**Your instructions:**
Copy the data below exactly.

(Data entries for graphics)
────────

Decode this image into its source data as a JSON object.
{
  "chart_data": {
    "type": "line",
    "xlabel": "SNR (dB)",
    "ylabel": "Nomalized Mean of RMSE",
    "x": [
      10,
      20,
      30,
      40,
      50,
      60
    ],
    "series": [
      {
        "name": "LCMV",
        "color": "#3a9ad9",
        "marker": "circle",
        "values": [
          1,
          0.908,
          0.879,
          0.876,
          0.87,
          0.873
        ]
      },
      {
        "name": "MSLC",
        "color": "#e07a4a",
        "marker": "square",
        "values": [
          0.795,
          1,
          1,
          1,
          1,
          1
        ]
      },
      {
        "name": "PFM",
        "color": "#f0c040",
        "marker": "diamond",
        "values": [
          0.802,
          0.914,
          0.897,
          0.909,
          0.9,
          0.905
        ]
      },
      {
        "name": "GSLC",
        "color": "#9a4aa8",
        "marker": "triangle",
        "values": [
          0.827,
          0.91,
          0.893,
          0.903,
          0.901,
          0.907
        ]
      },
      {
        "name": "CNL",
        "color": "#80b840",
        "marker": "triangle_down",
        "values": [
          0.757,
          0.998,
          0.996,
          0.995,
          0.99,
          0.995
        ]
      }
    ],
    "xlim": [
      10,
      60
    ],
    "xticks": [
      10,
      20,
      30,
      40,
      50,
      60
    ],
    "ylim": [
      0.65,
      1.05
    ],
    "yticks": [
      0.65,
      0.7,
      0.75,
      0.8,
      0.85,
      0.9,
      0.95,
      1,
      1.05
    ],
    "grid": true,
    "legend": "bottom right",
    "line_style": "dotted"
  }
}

────────

**Solution:**
Decode this image into its source data as a JSON object.
{
  "chart_data": {
    "type": "line",
    "xlabel": "SNR (dB)",
    "ylabel": "Nomalized Mean of RMSE",
    "x": [
      10,
      20,
      30,
      40,
      50,
      60
    ],
    "series": [
      {
        "name": "LCMV",
        "color": "#3a9ad9",
        "marker": "circle",
        "values": [
          1,
          0.908,
          0.879,
          0.876,
          0.87,
          0.873
        ]
      },
      {
        "name": "MSLC",
        "color": "#e07a4a",
        "marker": "square",
        "values": [
          0.795,
          1,
          1,
          1,
          1,
          1
        ]
      },
      {
        "name": "PFM",
        "color": "#f0c040",
        "marker": "diamond",
        "values": [
          0.802,
          0.914,
          0.897,
          0.909,
          0.9,
          0.905
        ]
      },
      {
        "name": "GSLC",
        "color": "#9a4aa8",
        "marker": "triangle",
        "values": [
          0.827,
          0.91,
          0.893,
          0.903,
          0.901,
          0.907
        ]
      },
      {
        "name": "CNL",
        "color": "#80b840",
        "marker": "triangle_down",
        "values": [
          0.757,
          0.998,
          0.996,
          0.995,
          0.99,
          0.995
        ]
      }
    ],
    "xlim": [
      10,
      60
    ],
    "xticks": [
      10,
      20,
      30,
      40,
      50,
      60
    ],
    "ylim": [
      0.65,
      1.05
    ],
    "yticks": [
      0.65,
      0.7,
      0.75,
      0.8,
      0.85,
      0.9,
      0.95,
      1,
      1.05
    ],
    "grid": true,
    "legend": "bottom right",
    "line_style": "dotted"
  }
}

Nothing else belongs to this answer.